Liberazione - 14 settembre 1997

L'ESERCITO DEI SOGNATORI

Fuori, alle 9 del mattino, è il deserto dei Tartari. Un bar e un'edicola non li trovi neanche a pagarli oro. Dentro ci sono colori e rumore: musica, striscioni e manifesti. Dentro c'è soprattutto - visibile, palpabile - una condizione sociale che fa a pezzi, più di qualunque parola d'ordine, ogni tentativo di divisione, di scissione. Le ragazze e i ragazzi dei centri sociali hanno animato, al palazzo dello sport di Mestre, tre giorni di "mobilitazione e lotta" in una cornice in cui alla grande la fanno Internet e il Subcomandante Marcos: i suoi occhi, ingigantiti, circondati dal cappuccio scuro, sovrastano la scritta "Federalismo, stato sociale, Europa".

Compiti da svolgere:
A. Rispondi a queste domande sull'articolo sui centri sociali:
(i) In quale luogo si sono svolti i tre giorni di "mobilitazione e lotta"?
(ii) Che cosa non si trova fuori, alle 9 del mattino?
(iii) Quale scritta sovrastano gli occhi del Subcomandante Marcos?
B. Come riassumeresti in due frasi l'articolo sui centri sociali?
C. Come prosegue l'articolo sui centri sociali dopo la sua ultima frase? Scrivine il seguito.
Le righe che seguono sono materiale a sé, indipendente dall'articolo sui centri sociali.

Elenco dei dati:
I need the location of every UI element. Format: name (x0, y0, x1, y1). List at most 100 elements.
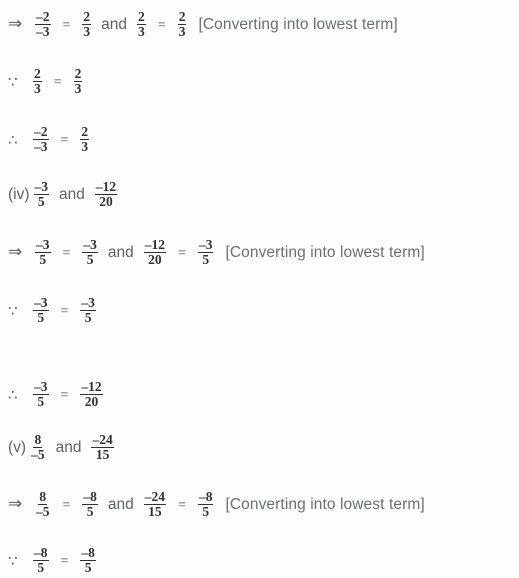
equals-sign: = (53, 74, 62, 90)
fraction-numerator: –3 (80, 294, 96, 311)
fraction-numerator: –3 (35, 236, 51, 253)
fraction-denominator: 5 (202, 504, 210, 520)
conjunction-and: and (59, 185, 85, 203)
question-line: (v) 8 –5 and –24 15 (8, 431, 117, 463)
fraction-denominator: –5 (36, 504, 50, 520)
therefore-icon: ∴ (8, 131, 18, 150)
fraction: –24 15 (143, 488, 167, 520)
fraction-denominator: 15 (148, 504, 162, 520)
implies-icon: ⇒ (8, 14, 23, 35)
fraction-numerator: –12 (80, 378, 103, 395)
fraction-numerator: –2 (35, 8, 51, 25)
fraction: –3 5 (33, 294, 49, 326)
because-icon: ∵ (8, 552, 18, 571)
fraction-denominator: –3 (36, 24, 50, 40)
fraction-numerator: –2 (33, 123, 49, 140)
therefore-icon: ∴ (8, 386, 18, 405)
fraction: –3 5 (80, 294, 96, 326)
fraction-numerator: –24 (143, 488, 167, 505)
conjunction-and: and (107, 495, 134, 513)
fraction-denominator: 5 (86, 252, 94, 268)
fraction: –12 20 (94, 178, 118, 210)
fraction: –3 5 (33, 178, 50, 210)
fraction: –8 5 (197, 488, 214, 520)
fraction-denominator: 5 (39, 252, 47, 268)
fraction-denominator: 3 (34, 81, 41, 97)
fraction: –8 5 (82, 489, 98, 520)
fraction: –2 –3 (35, 8, 51, 40)
fraction: –3 5 (35, 236, 51, 268)
fraction: –3 5 (33, 378, 49, 410)
equals-sign: = (60, 132, 69, 148)
because-icon: ∵ (8, 302, 18, 321)
question-label: (v) (8, 438, 27, 456)
fraction-denominator: 20 (148, 252, 162, 268)
fraction-numerator: 8 (38, 488, 48, 505)
fraction-numerator: 8 (33, 431, 43, 448)
fraction-denominator: 5 (37, 310, 45, 326)
fraction: 2 3 (177, 8, 187, 40)
fraction: 2 3 (33, 66, 42, 97)
solution-line: ∵ –8 5 = –8 5 (8, 544, 99, 576)
fraction: –8 5 (33, 544, 49, 576)
fraction-numerator: –3 (33, 378, 49, 395)
equals-sign: = (178, 245, 186, 261)
conjunction-and: and (107, 243, 134, 261)
fraction-denominator: –3 (34, 139, 48, 155)
solution-line: ∵ 2 3 = 2 3 (8, 65, 85, 97)
fraction-numerator: –8 (33, 544, 49, 561)
fraction-numerator: –8 (197, 488, 214, 505)
equals-sign: = (60, 387, 69, 403)
fraction-numerator: –12 (94, 178, 118, 195)
equals-sign: = (60, 553, 69, 569)
fraction-denominator: 3 (83, 24, 91, 40)
fraction-numerator: 2 (177, 8, 187, 25)
fraction: 2 3 (73, 65, 83, 97)
fraction-numerator: –3 (197, 236, 214, 253)
fraction-denominator: 5 (37, 194, 45, 210)
fraction: –8 5 (80, 544, 96, 576)
fraction-numerator: –3 (33, 178, 50, 195)
fraction: 8 –5 (35, 488, 51, 520)
fraction-denominator: 3 (81, 139, 89, 155)
fraction-numerator: 2 (80, 123, 90, 140)
conversion-note: [Converting into lowest term] (225, 243, 425, 261)
fraction-numerator: –8 (80, 544, 96, 561)
fraction-denominator: 5 (37, 394, 45, 410)
fraction: 8 –5 (30, 431, 46, 463)
fraction: –24 15 (91, 432, 114, 463)
equals-sign: = (60, 303, 69, 319)
fraction-numerator: –3 (33, 294, 49, 311)
solution-page: ⇒ –2 –3 = 2 3 and 2 3 = 2 3 [Converting … (0, 0, 519, 578)
fraction: –2 –3 (33, 123, 49, 155)
equals-sign: = (157, 17, 166, 33)
fraction: 2 3 (137, 8, 146, 40)
equals-sign: = (62, 17, 71, 33)
fraction: 2 3 (80, 123, 90, 155)
conversion-note: [Converting into lowest term] (198, 15, 398, 33)
conversion-note: [Converting into lowest term] (225, 495, 425, 513)
fraction-numerator: –3 (82, 236, 98, 253)
solution-line: ⇒ –2 –3 = 2 3 and 2 3 = 2 3 [Converting … (8, 8, 398, 40)
fraction-denominator: 20 (99, 194, 113, 210)
fraction-numerator: 2 (82, 8, 92, 25)
fraction: 2 3 (82, 8, 92, 40)
fraction-denominator: 3 (178, 24, 186, 40)
equals-sign: = (62, 245, 71, 261)
fraction: –12 20 (80, 378, 103, 410)
equals-sign: = (62, 497, 71, 513)
fraction: –3 5 (197, 236, 214, 268)
solution-line: ⇒ 8 –5 = –8 5 and –24 15 = –8 5 [Convert… (8, 488, 425, 520)
solution-line: ⇒ –3 5 = –3 5 and –12 20 = –3 5 [Convert… (8, 236, 425, 268)
fraction-numerator: 2 (73, 65, 83, 82)
solution-line: ∴ –3 5 = –12 20 (8, 378, 106, 410)
implies-icon: ⇒ (8, 494, 23, 515)
fraction-denominator: 3 (74, 81, 82, 97)
equals-sign: = (178, 497, 186, 513)
fraction-denominator: 3 (138, 24, 145, 40)
fraction-denominator: –5 (31, 447, 45, 463)
fraction-numerator: 2 (137, 8, 146, 25)
fraction-denominator: 5 (202, 252, 210, 268)
solution-line: ∴ –2 –3 = 2 3 (8, 123, 92, 155)
solution-line: ∵ –3 5 = –3 5 (8, 294, 99, 326)
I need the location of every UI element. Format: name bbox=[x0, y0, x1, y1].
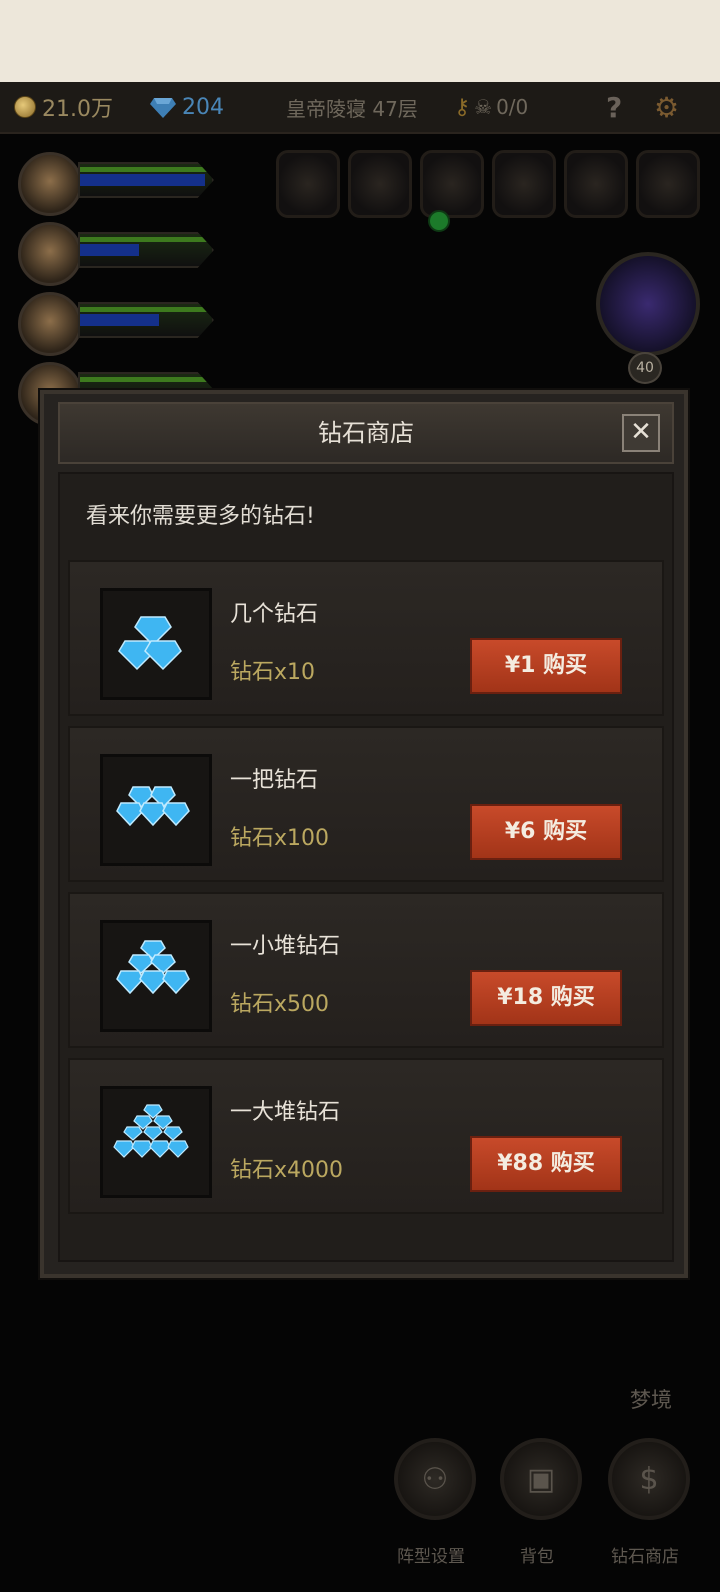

Risultati dell'esercizio:
A.
(i) Al palazzo dello sport di Mestre.
(ii) Un bar e un'edicola.
(iii) "Federalismo, stato sociale, Europa".

B. Al palazzo dello sport di Mestre le ragazze e i ragazzi dei centri sociali hanno animato tre giorni di mobilitazione e lotta. Fuori c'è il deserto, mentre dentro ci sono musica, striscioni e manifesti, e una condizione sociale che fa a pezzi ogni tentativo di divisione, sotto gli occhi ingigantiti del Subcomandante Marcos.

C.
Di questo si discute, assieme a Bertinotti, Massimo Cacciari, Massimo Scalia, Gigi Sullo, Franco Piperno, Beppe Caccia. Un talk show, più che una tavola rotonda, condotto da Luca Casarini e da "un'esercito di sognatori", come hanno scritto a caratteri giganti le ragazze e i ragazzi che stanno li ad ascoltare e intervenire. C'è molto che unisce assieme a differenze, spezzoni di storie irriducibili. Quello che unisce è un nodo vero, di fondo: la consapevolezza degli interessi forti della circolazione di quattrini, della ferocia con cui i padroncini del nord est stanno massacrando diritti civili e condizioni del lavoro muovendosi per fare manbassa di quelle tre parole: Federalismo, stato sociale, Europa.
A due passi da qui c'è il petrolchimico di Porto Marghera. Nell'ultimo mese, tra quelle gru e quei fumi che si fondono con il cielo grigio, ci hanno lasciato la pelle 4 operai. Un'impennata di quel bilancio tragico (4 e mezzo al giorno) che sono gli omicidi bianchi sul lavoro.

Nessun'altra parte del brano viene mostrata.